→ Problem to work on
Return the whole listing, keeping every character the same.

[Data entries]
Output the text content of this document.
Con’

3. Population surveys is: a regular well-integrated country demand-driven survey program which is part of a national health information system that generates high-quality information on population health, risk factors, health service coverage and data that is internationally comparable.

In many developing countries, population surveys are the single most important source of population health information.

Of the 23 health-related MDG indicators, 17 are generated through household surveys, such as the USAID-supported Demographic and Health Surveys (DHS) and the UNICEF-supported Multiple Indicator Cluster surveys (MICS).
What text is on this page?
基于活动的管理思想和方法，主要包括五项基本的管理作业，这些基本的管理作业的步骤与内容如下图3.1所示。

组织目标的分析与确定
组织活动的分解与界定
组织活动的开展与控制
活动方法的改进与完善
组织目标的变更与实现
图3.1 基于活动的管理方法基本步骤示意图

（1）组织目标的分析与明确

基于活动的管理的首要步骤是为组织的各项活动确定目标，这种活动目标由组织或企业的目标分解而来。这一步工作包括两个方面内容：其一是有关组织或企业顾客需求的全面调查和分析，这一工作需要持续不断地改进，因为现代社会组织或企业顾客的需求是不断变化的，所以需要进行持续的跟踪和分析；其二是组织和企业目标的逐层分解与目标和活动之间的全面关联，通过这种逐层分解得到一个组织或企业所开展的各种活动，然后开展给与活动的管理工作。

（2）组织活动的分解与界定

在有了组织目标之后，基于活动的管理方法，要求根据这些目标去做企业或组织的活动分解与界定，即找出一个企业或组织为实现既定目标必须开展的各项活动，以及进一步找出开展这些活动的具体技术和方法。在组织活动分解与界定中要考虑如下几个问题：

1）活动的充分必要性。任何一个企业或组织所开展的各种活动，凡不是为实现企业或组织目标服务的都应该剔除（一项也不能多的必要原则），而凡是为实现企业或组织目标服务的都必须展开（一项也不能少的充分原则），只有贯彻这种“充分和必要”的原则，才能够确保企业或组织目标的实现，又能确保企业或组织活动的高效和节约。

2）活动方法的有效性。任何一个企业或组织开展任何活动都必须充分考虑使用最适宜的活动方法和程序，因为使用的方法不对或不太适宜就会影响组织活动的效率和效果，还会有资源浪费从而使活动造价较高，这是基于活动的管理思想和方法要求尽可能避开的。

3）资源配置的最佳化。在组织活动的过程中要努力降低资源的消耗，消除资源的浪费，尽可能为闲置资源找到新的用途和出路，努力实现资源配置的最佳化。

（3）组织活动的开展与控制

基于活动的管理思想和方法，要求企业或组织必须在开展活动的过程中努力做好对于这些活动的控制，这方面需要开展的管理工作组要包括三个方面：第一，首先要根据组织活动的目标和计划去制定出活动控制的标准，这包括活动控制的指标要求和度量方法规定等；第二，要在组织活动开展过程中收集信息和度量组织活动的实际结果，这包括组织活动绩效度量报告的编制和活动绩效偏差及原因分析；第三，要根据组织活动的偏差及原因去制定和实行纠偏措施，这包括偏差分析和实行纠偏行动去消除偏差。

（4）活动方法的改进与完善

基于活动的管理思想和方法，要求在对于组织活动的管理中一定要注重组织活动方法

→ Task response
Output the text content of this document.
Con’

3. Population surveys is: a regular well-integrated country demand-driven survey program which is part of a national health information system that generates high-quality information on population health, risk factors, health service coverage and data that is internationally comparable.

In many developing countries, population surveys are the single most important source of population health information.

Of the 23 health-related MDG indicators, 17 are generated through household surveys, such as the USAID-supported Demographic and Health Surveys (DHS) and the UNICEF-supported Multiple Indicator Cluster surveys (MICS).
What text is on this page?
基于活动的管理思想和方法，主要包括五项基本的管理作业，这些基本的管理作业的步骤与内容如下图3.1所示。

组织目标的分析与确定
组织活动的分解与界定
组织活动的开展与控制
活动方法的改进与完善
组织目标的变更与实现
图3.1 基于活动的管理方法基本步骤示意图

（1）组织目标的分析与明确

基于活动的管理的首要步骤是为组织的各项活动确定目标，这种活动目标由组织或企业的目标分解而来。这一步工作包括两个方面内容：其一是有关组织或企业顾客需求的全面调查和分析，这一工作需要持续不断地改进，因为现代社会组织或企业顾客的需求是不断变化的，所以需要进行持续的跟踪和分析；其二是组织和企业目标的逐层分解与目标和活动之间的全面关联，通过这种逐层分解得到一个组织或企业所开展的各种活动，然后开展给与活动的管理工作。

（2）组织活动的分解与界定

在有了组织目标之后，基于活动的管理方法，要求根据这些目标去做企业或组织的活动分解与界定，即找出一个企业或组织为实现既定目标必须开展的各项活动，以及进一步找出开展这些活动的具体技术和方法。在组织活动分解与界定中要考虑如下几个问题：

1）活动的充分必要性。任何一个企业或组织所开展的各种活动，凡不是为实现企业或组织目标服务的都应该剔除（一项也不能多的必要原则），而凡是为实现企业或组织目标服务的都必须展开（一项也不能少的充分原则），只有贯彻这种“充分和必要”的原则，才能够确保企业或组织目标的实现，又能确保企业或组织活动的高效和节约。

2）活动方法的有效性。任何一个企业或组织开展任何活动都必须充分考虑使用最适宜的活动方法和程序，因为使用的方法不对或不太适宜就会影响组织活动的效率和效果，还会有资源浪费从而使活动造价较高，这是基于活动的管理思想和方法要求尽可能避开的。

3）资源配置的最佳化。在组织活动的过程中要努力降低资源的消耗，消除资源的浪费，尽可能为闲置资源找到新的用途和出路，努力实现资源配置的最佳化。

（3）组织活动的开展与控制

基于活动的管理思想和方法，要求企业或组织必须在开展活动的过程中努力做好对于这些活动的控制，这方面需要开展的管理工作组要包括三个方面：第一，首先要根据组织活动的目标和计划去制定出活动控制的标准，这包括活动控制的指标要求和度量方法规定等；第二，要在组织活动开展过程中收集信息和度量组织活动的实际结果，这包括组织活动绩效度量报告的编制和活动绩效偏差及原因分析；第三，要根据组织活动的偏差及原因去制定和实行纠偏措施，这包括偏差分析和实行纠偏行动去消除偏差。

（4）活动方法的改进与完善

基于活动的管理思想和方法，要求在对于组织活动的管理中一定要注重组织活动方法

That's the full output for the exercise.